* GIVEN EXERCISE *
Single out the lines of the material that contain "durch" and copy them.

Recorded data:
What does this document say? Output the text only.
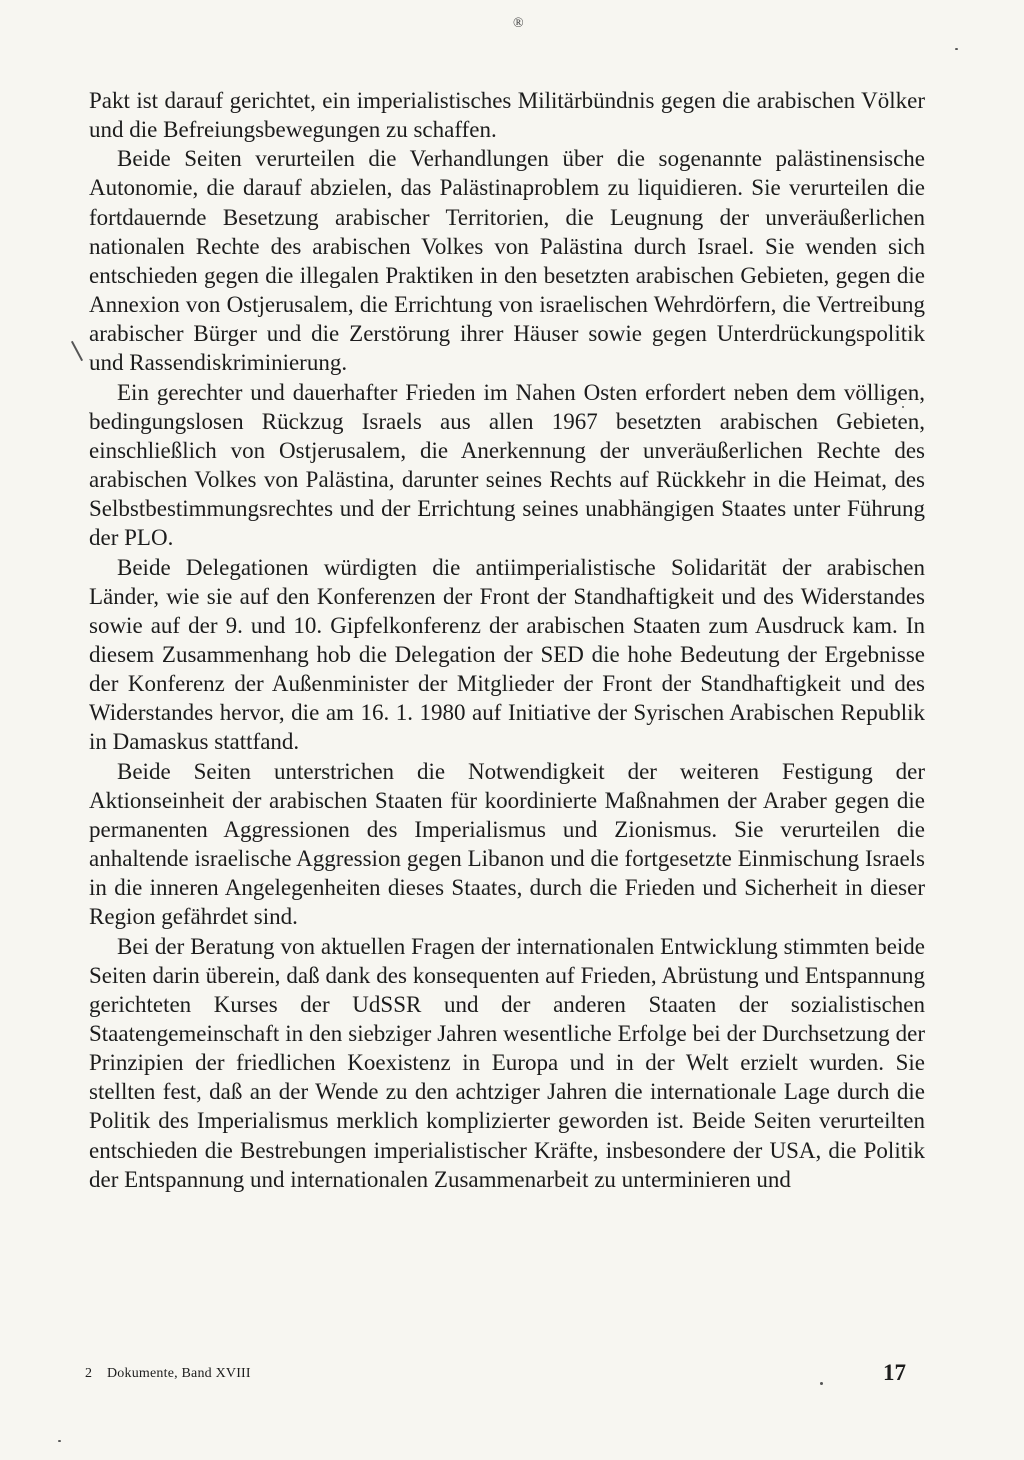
®

Pakt ist darauf gerichtet, ein imperialistisches Militärbündnis gegen die arabischen Völker und die Befreiungsbewegungen zu schaffen.

Beide Seiten verurteilen die Verhandlungen über die sogenannte palästinensische Autonomie, die darauf abzielen, das Palästinaproblem zu liquidieren. Sie verurteilen die fortdauernde Besetzung arabischer Territorien, die Leugnung der unveräußerlichen nationalen Rechte des arabischen Volkes von Palästina durch Israel. Sie wenden sich entschieden gegen die illegalen Praktiken in den besetzten arabischen Gebieten, gegen die Annexion von Ostjerusalem, die Errichtung von israelischen Wehrdörfern, die Vertreibung arabischer Bürger und die Zerstörung ihrer Häuser sowie gegen Unterdrückungspolitik und Rassendiskriminierung.

Ein gerechter und dauerhafter Frieden im Nahen Osten erfordert neben dem völligen, bedingungslosen Rückzug Israels aus allen 1967 besetzten arabischen Gebieten, einschließlich von Ostjerusalem, die Anerkennung der unveräußerlichen Rechte des arabischen Volkes von Palästina, darunter seines Rechts auf Rückkehr in die Heimat, des Selbstbestimmungsrechtes und der Errichtung seines unabhängigen Staates unter Führung der PLO.

Beide Delegationen würdigten die antiimperialistische Solidarität der arabischen Länder, wie sie auf den Konferenzen der Front der Standhaftigkeit und des Widerstandes sowie auf der 9. und 10. Gipfelkonferenz der arabischen Staaten zum Ausdruck kam. In diesem Zusammenhang hob die Delegation der SED die hohe Bedeutung der Ergebnisse der Konferenz der Außenminister der Mitglieder der Front der Standhaftigkeit und des Widerstandes hervor, die am 16. 1. 1980 auf Initiative der Syrischen Arabischen Republik in Damaskus stattfand.

Beide Seiten unterstrichen die Notwendigkeit der weiteren Festigung der Aktionseinheit der arabischen Staaten für koordinierte Maßnahmen der Araber gegen die permanenten Aggressionen des Imperialismus und Zionismus. Sie verurteilen die anhaltende israelische Aggression gegen Libanon und die fortgesetzte Einmischung Israels in die inneren Angelegenheiten dieses Staates, durch die Frieden und Sicherheit in dieser Region gefährdet sind.

Bei der Beratung von aktuellen Fragen der internationalen Entwicklung stimmten beide Seiten darin überein, daß dank des konsequenten auf Frieden, Abrüstung und Entspannung gerichteten Kurses der UdSSR und der anderen Staaten der sozialistischen Staatengemeinschaft in den siebziger Jahren wesentliche Erfolge bei der Durchsetzung der Prinzipien der friedlichen Koexistenz in Europa und in der Welt erzielt wurden. Sie stellten fest, daß an der Wende zu den achtziger Jahren die internationale Lage durch die Politik des Imperialismus merklich komplizierter geworden ist. Beide Seiten verurteilten entschieden die Bestrebungen imperialistischer Kräfte, insbesondere der USA, die Politik der Entspannung und internationalen Zusammenarbeit zu unterminieren und

2 Dokumente, Band XVIII	17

* RESULT FOR THIS EXERCISE *
Beide Seiten verurteilen die Verhandlungen über die sogenannte palästinensische Autonomie, die darauf abzielen, das Palästinaproblem zu liquidieren. Sie verurteilen die fortdauernde Besetzung arabischer Territorien, die Leugnung der unveräußerlichen nationalen Rechte des arabischen Volkes von Palästina durch Israel. Sie wenden sich entschieden gegen die illegalen Praktiken in den besetzten arabischen Gebieten, gegen die Annexion von Ostjerusalem, die Errichtung von israelischen Wehrdörfern, die Vertreibung arabischer Bürger und die Zerstörung ihrer Häuser sowie gegen Unterdrückungspolitik und Rassendiskriminierung.
Beide Seiten unterstrichen die Notwendigkeit der weiteren Festigung der Aktionseinheit der arabischen Staaten für koordinierte Maßnahmen der Araber gegen die permanenten Aggressionen des Imperialismus und Zionismus. Sie verurteilen die anhaltende israelische Aggression gegen Libanon und die fortgesetzte Einmischung Israels in die inneren Angelegenheiten dieses Staates, durch die Frieden und Sicherheit in dieser Region gefährdet sind.
Bei der Beratung von aktuellen Fragen der internationalen Entwicklung stimmten beide Seiten darin überein, daß dank des konsequenten auf Frieden, Abrüstung und Entspannung gerichteten Kurses der UdSSR und der anderen Staaten der sozialistischen Staatengemeinschaft in den siebziger Jahren wesentliche Erfolge bei der Durchsetzung der Prinzipien der friedlichen Koexistenz in Europa und in der Welt erzielt wurden. Sie stellten fest, daß an der Wende zu den achtziger Jahren die internationale Lage durch die Politik des Imperialismus merklich komplizierter geworden ist. Beide Seiten verurteilten entschieden die Bestrebungen imperialistischer Kräfte, insbesondere der USA, die Politik der Entspannung und internationalen Zusammenarbeit zu unterminieren und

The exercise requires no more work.